# Listed entries
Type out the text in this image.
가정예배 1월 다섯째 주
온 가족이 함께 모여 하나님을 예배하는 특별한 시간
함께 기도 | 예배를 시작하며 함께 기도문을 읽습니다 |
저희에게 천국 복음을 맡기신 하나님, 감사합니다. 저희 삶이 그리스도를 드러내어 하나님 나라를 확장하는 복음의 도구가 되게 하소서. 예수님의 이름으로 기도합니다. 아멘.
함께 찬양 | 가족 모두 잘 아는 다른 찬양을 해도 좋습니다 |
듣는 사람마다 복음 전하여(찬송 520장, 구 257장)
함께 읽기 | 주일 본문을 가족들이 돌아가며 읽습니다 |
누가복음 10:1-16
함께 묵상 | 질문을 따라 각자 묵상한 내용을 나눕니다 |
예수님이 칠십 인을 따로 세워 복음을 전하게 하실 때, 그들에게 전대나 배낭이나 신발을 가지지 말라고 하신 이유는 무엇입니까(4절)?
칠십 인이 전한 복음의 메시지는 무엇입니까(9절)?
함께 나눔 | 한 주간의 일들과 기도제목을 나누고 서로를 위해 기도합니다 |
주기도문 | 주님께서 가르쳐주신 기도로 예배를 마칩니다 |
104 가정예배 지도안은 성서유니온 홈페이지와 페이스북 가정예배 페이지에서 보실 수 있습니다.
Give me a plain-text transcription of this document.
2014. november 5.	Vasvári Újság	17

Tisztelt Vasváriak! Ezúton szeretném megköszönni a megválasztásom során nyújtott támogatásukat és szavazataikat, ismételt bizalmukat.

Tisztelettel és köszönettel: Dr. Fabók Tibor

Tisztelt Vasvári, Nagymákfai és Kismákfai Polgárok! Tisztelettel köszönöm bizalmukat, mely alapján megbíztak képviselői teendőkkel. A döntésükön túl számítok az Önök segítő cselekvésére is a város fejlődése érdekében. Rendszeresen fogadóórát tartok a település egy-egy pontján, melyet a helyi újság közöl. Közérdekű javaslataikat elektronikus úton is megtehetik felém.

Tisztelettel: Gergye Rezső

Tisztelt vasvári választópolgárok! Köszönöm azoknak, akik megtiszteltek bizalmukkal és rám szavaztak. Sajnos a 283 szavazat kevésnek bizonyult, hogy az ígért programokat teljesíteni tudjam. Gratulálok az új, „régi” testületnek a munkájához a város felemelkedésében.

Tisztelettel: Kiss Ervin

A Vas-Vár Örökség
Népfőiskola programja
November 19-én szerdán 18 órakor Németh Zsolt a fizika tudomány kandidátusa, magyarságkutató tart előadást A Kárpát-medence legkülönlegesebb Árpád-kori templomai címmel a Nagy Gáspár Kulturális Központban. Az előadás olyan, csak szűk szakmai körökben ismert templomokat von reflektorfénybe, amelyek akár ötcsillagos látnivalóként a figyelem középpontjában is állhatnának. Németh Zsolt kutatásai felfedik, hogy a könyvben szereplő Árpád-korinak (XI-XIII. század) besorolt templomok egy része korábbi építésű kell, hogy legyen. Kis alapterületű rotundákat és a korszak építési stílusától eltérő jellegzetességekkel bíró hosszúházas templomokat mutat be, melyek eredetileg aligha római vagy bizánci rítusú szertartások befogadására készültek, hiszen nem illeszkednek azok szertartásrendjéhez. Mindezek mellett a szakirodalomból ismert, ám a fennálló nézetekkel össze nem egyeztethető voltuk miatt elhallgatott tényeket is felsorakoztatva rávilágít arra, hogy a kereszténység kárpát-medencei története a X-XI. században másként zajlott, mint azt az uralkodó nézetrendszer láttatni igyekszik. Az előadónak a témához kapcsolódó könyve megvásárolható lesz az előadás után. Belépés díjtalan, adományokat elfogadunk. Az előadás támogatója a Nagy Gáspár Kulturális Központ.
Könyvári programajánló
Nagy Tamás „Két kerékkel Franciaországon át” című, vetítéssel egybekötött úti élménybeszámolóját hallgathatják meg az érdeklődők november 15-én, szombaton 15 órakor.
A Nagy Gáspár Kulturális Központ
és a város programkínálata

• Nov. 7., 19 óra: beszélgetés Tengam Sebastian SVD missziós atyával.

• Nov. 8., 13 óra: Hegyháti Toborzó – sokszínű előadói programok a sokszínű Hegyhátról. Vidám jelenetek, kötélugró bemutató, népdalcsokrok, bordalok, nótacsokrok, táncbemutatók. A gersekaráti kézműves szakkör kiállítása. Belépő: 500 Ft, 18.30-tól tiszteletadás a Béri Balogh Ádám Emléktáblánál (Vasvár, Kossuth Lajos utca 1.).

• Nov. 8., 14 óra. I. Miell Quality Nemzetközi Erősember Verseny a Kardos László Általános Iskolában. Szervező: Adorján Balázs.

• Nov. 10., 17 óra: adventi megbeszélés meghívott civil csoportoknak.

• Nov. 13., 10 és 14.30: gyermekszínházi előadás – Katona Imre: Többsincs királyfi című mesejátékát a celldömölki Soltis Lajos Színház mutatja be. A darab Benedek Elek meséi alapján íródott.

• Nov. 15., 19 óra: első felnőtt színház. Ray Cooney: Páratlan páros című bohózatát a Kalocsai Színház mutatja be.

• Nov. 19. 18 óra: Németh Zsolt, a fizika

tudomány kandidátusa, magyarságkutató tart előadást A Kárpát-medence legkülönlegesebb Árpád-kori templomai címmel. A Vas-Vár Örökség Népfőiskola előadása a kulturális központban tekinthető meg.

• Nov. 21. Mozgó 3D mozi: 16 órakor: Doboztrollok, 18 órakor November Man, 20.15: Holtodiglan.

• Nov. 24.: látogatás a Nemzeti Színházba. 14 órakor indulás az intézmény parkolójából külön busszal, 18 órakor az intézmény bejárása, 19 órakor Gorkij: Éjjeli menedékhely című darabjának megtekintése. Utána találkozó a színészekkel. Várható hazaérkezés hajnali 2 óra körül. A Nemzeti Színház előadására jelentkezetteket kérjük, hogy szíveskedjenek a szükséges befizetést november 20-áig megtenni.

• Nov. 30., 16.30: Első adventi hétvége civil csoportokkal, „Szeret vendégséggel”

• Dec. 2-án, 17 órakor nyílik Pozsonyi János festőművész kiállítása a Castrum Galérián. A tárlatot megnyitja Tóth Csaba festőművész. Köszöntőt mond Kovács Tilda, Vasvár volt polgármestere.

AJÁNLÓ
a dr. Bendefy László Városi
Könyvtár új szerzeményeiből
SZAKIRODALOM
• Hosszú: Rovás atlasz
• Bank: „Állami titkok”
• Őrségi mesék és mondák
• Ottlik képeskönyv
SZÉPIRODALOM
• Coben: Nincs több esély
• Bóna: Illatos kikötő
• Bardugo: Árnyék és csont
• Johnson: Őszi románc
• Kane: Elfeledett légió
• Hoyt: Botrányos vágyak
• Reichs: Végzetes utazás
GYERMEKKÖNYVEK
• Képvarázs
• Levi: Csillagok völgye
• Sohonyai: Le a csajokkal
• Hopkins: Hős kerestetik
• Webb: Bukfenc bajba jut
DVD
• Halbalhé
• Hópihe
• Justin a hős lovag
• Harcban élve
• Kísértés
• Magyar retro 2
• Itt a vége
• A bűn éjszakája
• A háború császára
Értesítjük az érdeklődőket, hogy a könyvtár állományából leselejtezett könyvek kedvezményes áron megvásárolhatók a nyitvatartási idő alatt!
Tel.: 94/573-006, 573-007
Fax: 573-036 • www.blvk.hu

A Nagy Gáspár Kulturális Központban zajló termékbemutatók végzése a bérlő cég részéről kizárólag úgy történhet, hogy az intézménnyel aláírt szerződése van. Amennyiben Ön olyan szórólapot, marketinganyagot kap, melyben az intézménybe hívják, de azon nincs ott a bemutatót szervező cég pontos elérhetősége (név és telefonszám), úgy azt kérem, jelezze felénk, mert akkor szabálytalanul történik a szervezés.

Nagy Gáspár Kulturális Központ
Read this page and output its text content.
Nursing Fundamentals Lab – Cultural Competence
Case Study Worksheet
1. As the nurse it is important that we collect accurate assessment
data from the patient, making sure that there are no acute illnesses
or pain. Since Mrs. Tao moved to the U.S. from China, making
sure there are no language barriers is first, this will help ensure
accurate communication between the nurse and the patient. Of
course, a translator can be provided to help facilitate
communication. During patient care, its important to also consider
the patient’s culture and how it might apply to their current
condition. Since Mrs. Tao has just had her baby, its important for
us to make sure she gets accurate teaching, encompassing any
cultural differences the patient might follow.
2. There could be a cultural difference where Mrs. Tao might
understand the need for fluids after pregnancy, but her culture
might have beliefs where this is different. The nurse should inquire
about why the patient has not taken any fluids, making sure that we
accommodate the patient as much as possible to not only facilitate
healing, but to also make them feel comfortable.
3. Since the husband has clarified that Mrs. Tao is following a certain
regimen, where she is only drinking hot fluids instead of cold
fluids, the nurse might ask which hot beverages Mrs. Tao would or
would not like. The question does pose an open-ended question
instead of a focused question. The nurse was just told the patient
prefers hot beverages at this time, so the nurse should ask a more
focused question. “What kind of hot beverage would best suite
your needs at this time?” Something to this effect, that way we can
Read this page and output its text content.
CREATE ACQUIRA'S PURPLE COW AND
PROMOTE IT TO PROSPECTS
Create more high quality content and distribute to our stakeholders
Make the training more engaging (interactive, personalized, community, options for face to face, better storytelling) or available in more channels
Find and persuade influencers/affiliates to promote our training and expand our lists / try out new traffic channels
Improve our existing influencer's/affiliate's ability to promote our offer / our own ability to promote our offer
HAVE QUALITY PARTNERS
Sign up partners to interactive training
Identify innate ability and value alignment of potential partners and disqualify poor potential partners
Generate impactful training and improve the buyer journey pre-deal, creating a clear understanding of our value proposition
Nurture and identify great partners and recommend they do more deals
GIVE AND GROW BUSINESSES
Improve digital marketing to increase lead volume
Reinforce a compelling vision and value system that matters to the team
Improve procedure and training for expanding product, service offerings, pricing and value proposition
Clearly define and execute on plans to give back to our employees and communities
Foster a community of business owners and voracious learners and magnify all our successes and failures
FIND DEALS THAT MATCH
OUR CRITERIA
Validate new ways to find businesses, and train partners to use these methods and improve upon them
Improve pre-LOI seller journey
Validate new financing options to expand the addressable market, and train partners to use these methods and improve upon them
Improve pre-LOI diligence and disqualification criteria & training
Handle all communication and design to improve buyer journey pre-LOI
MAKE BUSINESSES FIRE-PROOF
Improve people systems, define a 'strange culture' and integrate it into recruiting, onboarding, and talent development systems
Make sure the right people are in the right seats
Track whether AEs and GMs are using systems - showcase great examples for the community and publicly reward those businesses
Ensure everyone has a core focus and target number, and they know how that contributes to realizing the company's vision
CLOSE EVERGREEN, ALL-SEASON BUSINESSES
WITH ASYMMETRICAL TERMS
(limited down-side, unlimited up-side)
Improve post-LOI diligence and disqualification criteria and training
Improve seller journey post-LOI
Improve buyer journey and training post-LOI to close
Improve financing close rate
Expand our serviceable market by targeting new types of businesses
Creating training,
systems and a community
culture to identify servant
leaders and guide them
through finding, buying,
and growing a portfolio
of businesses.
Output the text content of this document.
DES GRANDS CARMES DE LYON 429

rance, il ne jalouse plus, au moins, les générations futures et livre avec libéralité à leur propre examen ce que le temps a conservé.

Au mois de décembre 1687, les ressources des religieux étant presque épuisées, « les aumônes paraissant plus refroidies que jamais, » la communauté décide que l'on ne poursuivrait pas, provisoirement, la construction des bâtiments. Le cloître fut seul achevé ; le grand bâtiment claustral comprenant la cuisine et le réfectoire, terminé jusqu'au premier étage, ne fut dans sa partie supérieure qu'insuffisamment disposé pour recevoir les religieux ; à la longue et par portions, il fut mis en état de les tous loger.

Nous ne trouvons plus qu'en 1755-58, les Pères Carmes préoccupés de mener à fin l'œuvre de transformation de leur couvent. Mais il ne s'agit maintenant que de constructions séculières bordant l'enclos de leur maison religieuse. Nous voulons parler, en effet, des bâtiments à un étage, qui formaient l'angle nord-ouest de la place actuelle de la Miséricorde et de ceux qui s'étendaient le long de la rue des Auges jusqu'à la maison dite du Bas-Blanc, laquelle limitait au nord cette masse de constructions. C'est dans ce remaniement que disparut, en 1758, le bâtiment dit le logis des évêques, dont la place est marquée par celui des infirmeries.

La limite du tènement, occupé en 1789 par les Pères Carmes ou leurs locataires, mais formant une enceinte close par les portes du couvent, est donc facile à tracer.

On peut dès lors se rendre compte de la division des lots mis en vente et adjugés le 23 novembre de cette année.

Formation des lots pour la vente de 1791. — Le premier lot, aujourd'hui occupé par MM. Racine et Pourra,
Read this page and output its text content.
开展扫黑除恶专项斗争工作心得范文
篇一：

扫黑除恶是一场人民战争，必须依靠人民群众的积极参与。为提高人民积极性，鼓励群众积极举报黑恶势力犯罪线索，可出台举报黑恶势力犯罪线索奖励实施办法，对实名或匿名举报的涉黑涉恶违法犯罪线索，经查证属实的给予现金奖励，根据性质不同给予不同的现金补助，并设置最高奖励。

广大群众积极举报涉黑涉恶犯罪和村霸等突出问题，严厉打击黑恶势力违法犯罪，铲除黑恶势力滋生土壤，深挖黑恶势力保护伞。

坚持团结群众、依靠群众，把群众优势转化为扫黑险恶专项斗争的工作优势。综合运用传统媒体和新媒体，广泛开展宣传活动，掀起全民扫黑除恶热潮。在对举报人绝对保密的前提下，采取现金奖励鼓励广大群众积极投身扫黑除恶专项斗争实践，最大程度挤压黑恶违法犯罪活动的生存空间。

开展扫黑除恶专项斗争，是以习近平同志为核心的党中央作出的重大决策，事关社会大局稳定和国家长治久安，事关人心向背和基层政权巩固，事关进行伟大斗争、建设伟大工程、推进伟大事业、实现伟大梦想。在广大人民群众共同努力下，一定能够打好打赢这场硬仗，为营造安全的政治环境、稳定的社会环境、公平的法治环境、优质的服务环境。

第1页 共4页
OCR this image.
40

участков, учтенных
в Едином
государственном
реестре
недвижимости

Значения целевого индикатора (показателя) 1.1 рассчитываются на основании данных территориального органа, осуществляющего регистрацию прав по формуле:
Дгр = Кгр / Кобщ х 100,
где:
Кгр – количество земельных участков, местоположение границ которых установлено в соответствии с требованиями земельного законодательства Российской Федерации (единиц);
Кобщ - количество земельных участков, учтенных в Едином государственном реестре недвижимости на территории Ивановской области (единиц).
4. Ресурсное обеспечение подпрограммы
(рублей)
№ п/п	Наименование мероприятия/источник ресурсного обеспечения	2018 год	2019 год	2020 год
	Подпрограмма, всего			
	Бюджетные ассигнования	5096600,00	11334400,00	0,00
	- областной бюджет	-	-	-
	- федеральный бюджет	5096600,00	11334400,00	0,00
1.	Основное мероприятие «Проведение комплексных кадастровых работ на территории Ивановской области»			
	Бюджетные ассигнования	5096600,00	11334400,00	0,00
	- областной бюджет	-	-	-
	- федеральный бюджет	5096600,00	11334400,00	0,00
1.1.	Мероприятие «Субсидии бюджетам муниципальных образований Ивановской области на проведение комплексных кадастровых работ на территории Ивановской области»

# Given problem
All lines above with "учтенных" in them should be returned.

# Answer for this exercise
участков, учтенных
Кобщ - количество земельных участков, учтенных в Едином государственном реестре недвижимости на территории Ивановской области (единиц).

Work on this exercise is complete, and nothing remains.